** START PROVIDED ENTRIES **

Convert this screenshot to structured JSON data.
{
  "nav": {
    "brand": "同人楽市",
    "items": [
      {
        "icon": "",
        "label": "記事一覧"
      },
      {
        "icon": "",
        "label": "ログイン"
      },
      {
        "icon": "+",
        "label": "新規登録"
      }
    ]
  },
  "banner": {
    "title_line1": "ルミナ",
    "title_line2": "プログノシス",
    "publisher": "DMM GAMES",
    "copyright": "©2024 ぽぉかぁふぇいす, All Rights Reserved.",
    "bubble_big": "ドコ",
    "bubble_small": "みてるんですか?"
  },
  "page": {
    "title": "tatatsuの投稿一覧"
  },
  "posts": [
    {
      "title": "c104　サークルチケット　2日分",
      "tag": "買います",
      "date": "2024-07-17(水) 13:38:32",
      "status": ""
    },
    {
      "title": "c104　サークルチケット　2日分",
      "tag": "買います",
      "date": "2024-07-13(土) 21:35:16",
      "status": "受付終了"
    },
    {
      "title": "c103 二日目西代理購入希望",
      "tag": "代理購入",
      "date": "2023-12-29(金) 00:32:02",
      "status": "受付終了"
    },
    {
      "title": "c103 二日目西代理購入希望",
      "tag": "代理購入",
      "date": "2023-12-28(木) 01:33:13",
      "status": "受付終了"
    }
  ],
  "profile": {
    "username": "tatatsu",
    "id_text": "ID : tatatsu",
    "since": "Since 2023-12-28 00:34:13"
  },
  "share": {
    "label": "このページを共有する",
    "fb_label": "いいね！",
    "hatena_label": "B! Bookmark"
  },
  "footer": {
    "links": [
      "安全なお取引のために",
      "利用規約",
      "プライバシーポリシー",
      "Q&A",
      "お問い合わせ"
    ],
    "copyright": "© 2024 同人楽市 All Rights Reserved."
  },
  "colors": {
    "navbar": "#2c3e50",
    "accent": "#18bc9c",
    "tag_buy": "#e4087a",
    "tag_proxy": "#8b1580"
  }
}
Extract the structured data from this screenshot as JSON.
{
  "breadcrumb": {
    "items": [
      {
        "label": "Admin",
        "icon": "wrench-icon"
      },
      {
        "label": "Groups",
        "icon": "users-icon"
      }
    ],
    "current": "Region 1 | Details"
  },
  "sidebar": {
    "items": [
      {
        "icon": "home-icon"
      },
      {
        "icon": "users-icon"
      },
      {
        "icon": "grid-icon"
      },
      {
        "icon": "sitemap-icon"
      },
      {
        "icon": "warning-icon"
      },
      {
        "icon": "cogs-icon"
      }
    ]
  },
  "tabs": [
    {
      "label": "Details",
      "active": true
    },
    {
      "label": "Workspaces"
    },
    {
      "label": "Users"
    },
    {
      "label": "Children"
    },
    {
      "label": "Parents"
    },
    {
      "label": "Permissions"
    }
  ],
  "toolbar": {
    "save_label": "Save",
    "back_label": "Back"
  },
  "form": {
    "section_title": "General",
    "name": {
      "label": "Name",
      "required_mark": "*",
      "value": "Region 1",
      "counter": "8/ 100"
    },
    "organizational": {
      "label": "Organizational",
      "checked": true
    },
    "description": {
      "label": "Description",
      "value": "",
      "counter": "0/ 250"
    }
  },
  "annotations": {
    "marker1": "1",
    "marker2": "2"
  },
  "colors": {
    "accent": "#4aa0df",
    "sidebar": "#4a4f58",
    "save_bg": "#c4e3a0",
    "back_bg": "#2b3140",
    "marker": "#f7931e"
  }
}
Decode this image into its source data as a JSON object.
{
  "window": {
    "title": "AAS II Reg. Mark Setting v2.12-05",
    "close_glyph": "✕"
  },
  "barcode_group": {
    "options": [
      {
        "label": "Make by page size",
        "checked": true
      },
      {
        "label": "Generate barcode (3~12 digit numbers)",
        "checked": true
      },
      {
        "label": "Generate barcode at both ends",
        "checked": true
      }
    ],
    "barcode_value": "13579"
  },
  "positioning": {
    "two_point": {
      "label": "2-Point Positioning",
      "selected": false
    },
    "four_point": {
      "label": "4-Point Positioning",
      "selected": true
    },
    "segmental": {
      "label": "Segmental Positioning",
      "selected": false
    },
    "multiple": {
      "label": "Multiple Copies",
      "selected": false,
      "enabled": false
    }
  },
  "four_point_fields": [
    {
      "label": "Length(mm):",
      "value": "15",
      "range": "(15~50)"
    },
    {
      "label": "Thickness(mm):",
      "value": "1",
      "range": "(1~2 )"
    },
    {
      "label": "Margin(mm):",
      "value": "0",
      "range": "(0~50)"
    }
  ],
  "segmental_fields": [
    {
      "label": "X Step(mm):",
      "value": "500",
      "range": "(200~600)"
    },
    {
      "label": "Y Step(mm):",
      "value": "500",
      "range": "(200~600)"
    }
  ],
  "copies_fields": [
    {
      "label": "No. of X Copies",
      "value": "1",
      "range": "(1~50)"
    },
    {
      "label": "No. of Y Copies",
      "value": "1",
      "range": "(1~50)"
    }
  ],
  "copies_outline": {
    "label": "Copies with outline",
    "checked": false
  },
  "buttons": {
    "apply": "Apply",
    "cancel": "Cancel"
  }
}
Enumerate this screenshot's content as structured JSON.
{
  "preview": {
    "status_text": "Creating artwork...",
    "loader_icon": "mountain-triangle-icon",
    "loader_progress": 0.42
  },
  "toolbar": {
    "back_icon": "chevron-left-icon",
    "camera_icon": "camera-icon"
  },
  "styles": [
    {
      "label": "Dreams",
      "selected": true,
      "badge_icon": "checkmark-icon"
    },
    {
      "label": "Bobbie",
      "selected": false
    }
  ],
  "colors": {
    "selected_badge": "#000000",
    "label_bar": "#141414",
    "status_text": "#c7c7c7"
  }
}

** END PROVIDED ENTRIES **

**TASK**
Write every record out again, unaltered.

**SOLUTION FOR THIS EXERCISE**
Convert this screenshot to structured JSON data.
{
  "nav": {
    "brand": "同人楽市",
    "items": [
      {
        "icon": "",
        "label": "記事一覧"
      },
      {
        "icon": "",
        "label": "ログイン"
      },
      {
        "icon": "+",
        "label": "新規登録"
      }
    ]
  },
  "banner": {
    "title_line1": "ルミナ",
    "title_line2": "プログノシス",
    "publisher": "DMM GAMES",
    "copyright": "©2024 ぽぉかぁふぇいす, All Rights Reserved.",
    "bubble_big": "ドコ",
    "bubble_small": "みてるんですか?"
  },
  "page": {
    "title": "tatatsuの投稿一覧"
  },
  "posts": [
    {
      "title": "c104　サークルチケット　2日分",
      "tag": "買います",
      "date": "2024-07-17(水) 13:38:32",
      "status": ""
    },
    {
      "title": "c104　サークルチケット　2日分",
      "tag": "買います",
      "date": "2024-07-13(土) 21:35:16",
      "status": "受付終了"
    },
    {
      "title": "c103 二日目西代理購入希望",
      "tag": "代理購入",
      "date": "2023-12-29(金) 00:32:02",
      "status": "受付終了"
    },
    {
      "title": "c103 二日目西代理購入希望",
      "tag": "代理購入",
      "date": "2023-12-28(木) 01:33:13",
      "status": "受付終了"
    }
  ],
  "profile": {
    "username": "tatatsu",
    "id_text": "ID : tatatsu",
    "since": "Since 2023-12-28 00:34:13"
  },
  "share": {
    "label": "このページを共有する",
    "fb_label": "いいね！",
    "hatena_label": "B! Bookmark"
  },
  "footer": {
    "links": [
      "安全なお取引のために",
      "利用規約",
      "プライバシーポリシー",
      "Q&A",
      "お問い合わせ"
    ],
    "copyright": "© 2024 同人楽市 All Rights Reserved."
  },
  "colors": {
    "navbar": "#2c3e50",
    "accent": "#18bc9c",
    "tag_buy": "#e4087a",
    "tag_proxy": "#8b1580"
  }
}
Extract the structured data from this screenshot as JSON.
{
  "breadcrumb": {
    "items": [
      {
        "label": "Admin",
        "icon": "wrench-icon"
      },
      {
        "label": "Groups",
        "icon": "users-icon"
      }
    ],
    "current": "Region 1 | Details"
  },
  "sidebar": {
    "items": [
      {
        "icon": "home-icon"
      },
      {
        "icon": "users-icon"
      },
      {
        "icon": "grid-icon"
      },
      {
        "icon": "sitemap-icon"
      },
      {
        "icon": "warning-icon"
      },
      {
        "icon": "cogs-icon"
      }
    ]
  },
  "tabs": [
    {
      "label": "Details",
      "active": true
    },
    {
      "label": "Workspaces"
    },
    {
      "label": "Users"
    },
    {
      "label": "Children"
    },
    {
      "label": "Parents"
    },
    {
      "label": "Permissions"
    }
  ],
  "toolbar": {
    "save_label": "Save",
    "back_label": "Back"
  },
  "form": {
    "section_title": "General",
    "name": {
      "label": "Name",
      "required_mark": "*",
      "value": "Region 1",
      "counter": "8/ 100"
    },
    "organizational": {
      "label": "Organizational",
      "checked": true
    },
    "description": {
      "label": "Description",
      "value": "",
      "counter": "0/ 250"
    }
  },
  "annotations": {
    "marker1": "1",
    "marker2": "2"
  },
  "colors": {
    "accent": "#4aa0df",
    "sidebar": "#4a4f58",
    "save_bg": "#c4e3a0",
    "back_bg": "#2b3140",
    "marker": "#f7931e"
  }
}
Decode this image into its source data as a JSON object.
{
  "window": {
    "title": "AAS II Reg. Mark Setting v2.12-05",
    "close_glyph": "✕"
  },
  "barcode_group": {
    "options": [
      {
        "label": "Make by page size",
        "checked": true
      },
      {
        "label": "Generate barcode (3~12 digit numbers)",
        "checked": true
      },
      {
        "label": "Generate barcode at both ends",
        "checked": true
      }
    ],
    "barcode_value": "13579"
  },
  "positioning": {
    "two_point": {
      "label": "2-Point Positioning",
      "selected": false
    },
    "four_point": {
      "label": "4-Point Positioning",
      "selected": true
    },
    "segmental": {
      "label": "Segmental Positioning",
      "selected": false
    },
    "multiple": {
      "label": "Multiple Copies",
      "selected": false,
      "enabled": false
    }
  },
  "four_point_fields": [
    {
      "label": "Length(mm):",
      "value": "15",
      "range": "(15~50)"
    },
    {
      "label": "Thickness(mm):",
      "value": "1",
      "range": "(1~2 )"
    },
    {
      "label": "Margin(mm):",
      "value": "0",
      "range": "(0~50)"
    }
  ],
  "segmental_fields": [
    {
      "label": "X Step(mm):",
      "value": "500",
      "range": "(200~600)"
    },
    {
      "label": "Y Step(mm):",
      "value": "500",
      "range": "(200~600)"
    }
  ],
  "copies_fields": [
    {
      "label": "No. of X Copies",
      "value": "1",
      "range": "(1~50)"
    },
    {
      "label": "No. of Y Copies",
      "value": "1",
      "range": "(1~50)"
    }
  ],
  "copies_outline": {
    "label": "Copies with outline",
    "checked": false
  },
  "buttons": {
    "apply": "Apply",
    "cancel": "Cancel"
  }
}
Enumerate this screenshot's content as structured JSON.
{
  "preview": {
    "status_text": "Creating artwork...",
    "loader_icon": "mountain-triangle-icon",
    "loader_progress": 0.42
  },
  "toolbar": {
    "back_icon": "chevron-left-icon",
    "camera_icon": "camera-icon"
  },
  "styles": [
    {
      "label": "Dreams",
      "selected": true,
      "badge_icon": "checkmark-icon"
    },
    {
      "label": "Bobbie",
      "selected": false
    }
  ],
  "colors": {
    "selected_badge": "#000000",
    "label_bar": "#141414",
    "status_text": "#c7c7c7"
  }
}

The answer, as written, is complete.